Goal
Reproduce every entry in the listing without alteration.
──────────
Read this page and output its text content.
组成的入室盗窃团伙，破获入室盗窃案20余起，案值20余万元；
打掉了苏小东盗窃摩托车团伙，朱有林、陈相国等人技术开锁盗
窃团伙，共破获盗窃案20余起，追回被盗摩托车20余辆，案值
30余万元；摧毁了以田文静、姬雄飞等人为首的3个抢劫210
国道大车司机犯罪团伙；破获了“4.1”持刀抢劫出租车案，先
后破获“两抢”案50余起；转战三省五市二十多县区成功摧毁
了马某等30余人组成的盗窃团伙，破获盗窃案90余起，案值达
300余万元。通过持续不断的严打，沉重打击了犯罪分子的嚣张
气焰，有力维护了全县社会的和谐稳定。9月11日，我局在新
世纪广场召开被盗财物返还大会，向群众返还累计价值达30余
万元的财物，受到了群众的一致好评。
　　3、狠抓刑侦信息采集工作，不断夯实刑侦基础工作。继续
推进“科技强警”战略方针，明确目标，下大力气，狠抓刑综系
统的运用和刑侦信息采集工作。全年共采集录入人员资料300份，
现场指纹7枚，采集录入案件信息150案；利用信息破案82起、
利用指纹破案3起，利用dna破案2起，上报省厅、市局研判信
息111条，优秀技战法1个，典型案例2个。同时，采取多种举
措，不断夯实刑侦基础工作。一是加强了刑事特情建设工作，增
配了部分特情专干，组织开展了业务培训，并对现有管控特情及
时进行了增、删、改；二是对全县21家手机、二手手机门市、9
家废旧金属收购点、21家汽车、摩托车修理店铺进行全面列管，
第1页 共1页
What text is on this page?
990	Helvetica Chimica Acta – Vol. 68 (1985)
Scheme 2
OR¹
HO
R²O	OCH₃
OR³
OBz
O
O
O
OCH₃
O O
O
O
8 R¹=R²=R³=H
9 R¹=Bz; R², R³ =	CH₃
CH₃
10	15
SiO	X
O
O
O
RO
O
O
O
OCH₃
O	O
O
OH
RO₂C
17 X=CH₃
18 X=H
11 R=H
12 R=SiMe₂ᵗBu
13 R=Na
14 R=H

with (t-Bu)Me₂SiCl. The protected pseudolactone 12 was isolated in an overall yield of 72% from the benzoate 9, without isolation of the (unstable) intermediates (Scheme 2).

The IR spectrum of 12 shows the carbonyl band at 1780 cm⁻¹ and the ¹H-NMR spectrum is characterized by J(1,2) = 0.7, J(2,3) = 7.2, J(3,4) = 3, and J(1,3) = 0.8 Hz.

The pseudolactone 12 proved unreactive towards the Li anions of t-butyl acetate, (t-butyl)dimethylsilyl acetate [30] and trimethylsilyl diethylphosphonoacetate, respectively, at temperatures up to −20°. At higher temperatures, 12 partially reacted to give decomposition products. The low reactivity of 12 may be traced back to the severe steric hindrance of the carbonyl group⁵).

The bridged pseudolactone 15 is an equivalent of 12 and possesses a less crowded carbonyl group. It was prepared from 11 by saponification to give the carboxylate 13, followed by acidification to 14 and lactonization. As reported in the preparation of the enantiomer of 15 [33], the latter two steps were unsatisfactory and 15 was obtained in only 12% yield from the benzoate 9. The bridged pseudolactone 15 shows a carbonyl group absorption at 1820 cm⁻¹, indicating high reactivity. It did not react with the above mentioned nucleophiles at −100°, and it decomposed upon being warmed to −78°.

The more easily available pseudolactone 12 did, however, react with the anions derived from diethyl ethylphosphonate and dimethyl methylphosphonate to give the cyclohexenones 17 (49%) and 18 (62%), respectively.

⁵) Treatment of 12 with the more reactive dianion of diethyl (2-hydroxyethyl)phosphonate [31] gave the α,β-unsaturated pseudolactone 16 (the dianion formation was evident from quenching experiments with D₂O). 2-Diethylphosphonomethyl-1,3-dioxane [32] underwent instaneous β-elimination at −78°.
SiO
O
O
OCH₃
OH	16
──────────
Result
Read this page and output its text content.
组成的入室盗窃团伙，破获入室盗窃案20余起，案值20余万元；
打掉了苏小东盗窃摩托车团伙，朱有林、陈相国等人技术开锁盗
窃团伙，共破获盗窃案20余起，追回被盗摩托车20余辆，案值
30余万元；摧毁了以田文静、姬雄飞等人为首的3个抢劫210
国道大车司机犯罪团伙；破获了“4.1”持刀抢劫出租车案，先
后破获“两抢”案50余起；转战三省五市二十多县区成功摧毁
了马某等30余人组成的盗窃团伙，破获盗窃案90余起，案值达
300余万元。通过持续不断的严打，沉重打击了犯罪分子的嚣张
气焰，有力维护了全县社会的和谐稳定。9月11日，我局在新
世纪广场召开被盗财物返还大会，向群众返还累计价值达30余
万元的财物，受到了群众的一致好评。
　　3、狠抓刑侦信息采集工作，不断夯实刑侦基础工作。继续
推进“科技强警”战略方针，明确目标，下大力气，狠抓刑综系
统的运用和刑侦信息采集工作。全年共采集录入人员资料300份，
现场指纹7枚，采集录入案件信息150案；利用信息破案82起、
利用指纹破案3起，利用dna破案2起，上报省厅、市局研判信
息111条，优秀技战法1个，典型案例2个。同时，采取多种举
措，不断夯实刑侦基础工作。一是加强了刑事特情建设工作，增
配了部分特情专干，组织开展了业务培训，并对现有管控特情及
时进行了增、删、改；二是对全县21家手机、二手手机门市、9
家废旧金属收购点、21家汽车、摩托车修理店铺进行全面列管，
第1页 共1页
What text is on this page?
990	Helvetica Chimica Acta – Vol. 68 (1985)
Scheme 2
OR¹
HO
R²O	OCH₃
OR³
OBz
O
O
O
OCH₃
O O
O
O
8 R¹=R²=R³=H
9 R¹=Bz; R², R³ =	CH₃
CH₃
10	15
SiO	X
O
O
O
RO
O
O
O
OCH₃
O	O
O
OH
RO₂C
17 X=CH₃
18 X=H
11 R=H
12 R=SiMe₂ᵗBu
13 R=Na
14 R=H

with (t-Bu)Me₂SiCl. The protected pseudolactone 12 was isolated in an overall yield of 72% from the benzoate 9, without isolation of the (unstable) intermediates (Scheme 2).

The IR spectrum of 12 shows the carbonyl band at 1780 cm⁻¹ and the ¹H-NMR spectrum is characterized by J(1,2) = 0.7, J(2,3) = 7.2, J(3,4) = 3, and J(1,3) = 0.8 Hz.

The pseudolactone 12 proved unreactive towards the Li anions of t-butyl acetate, (t-butyl)dimethylsilyl acetate [30] and trimethylsilyl diethylphosphonoacetate, respectively, at temperatures up to −20°. At higher temperatures, 12 partially reacted to give decomposition products. The low reactivity of 12 may be traced back to the severe steric hindrance of the carbonyl group⁵).

The bridged pseudolactone 15 is an equivalent of 12 and possesses a less crowded carbonyl group. It was prepared from 11 by saponification to give the carboxylate 13, followed by acidification to 14 and lactonization. As reported in the preparation of the enantiomer of 15 [33], the latter two steps were unsatisfactory and 15 was obtained in only 12% yield from the benzoate 9. The bridged pseudolactone 15 shows a carbonyl group absorption at 1820 cm⁻¹, indicating high reactivity. It did not react with the above mentioned nucleophiles at −100°, and it decomposed upon being warmed to −78°.

The more easily available pseudolactone 12 did, however, react with the anions derived from diethyl ethylphosphonate and dimethyl methylphosphonate to give the cyclohexenones 17 (49%) and 18 (62%), respectively.

⁵) Treatment of 12 with the more reactive dianion of diethyl (2-hydroxyethyl)phosphonate [31] gave the α,β-unsaturated pseudolactone 16 (the dianion formation was evident from quenching experiments with D₂O). 2-Diethylphosphonomethyl-1,3-dioxane [32] underwent instaneous β-elimination at −78°.
SiO
O
O
OCH₃
OH	16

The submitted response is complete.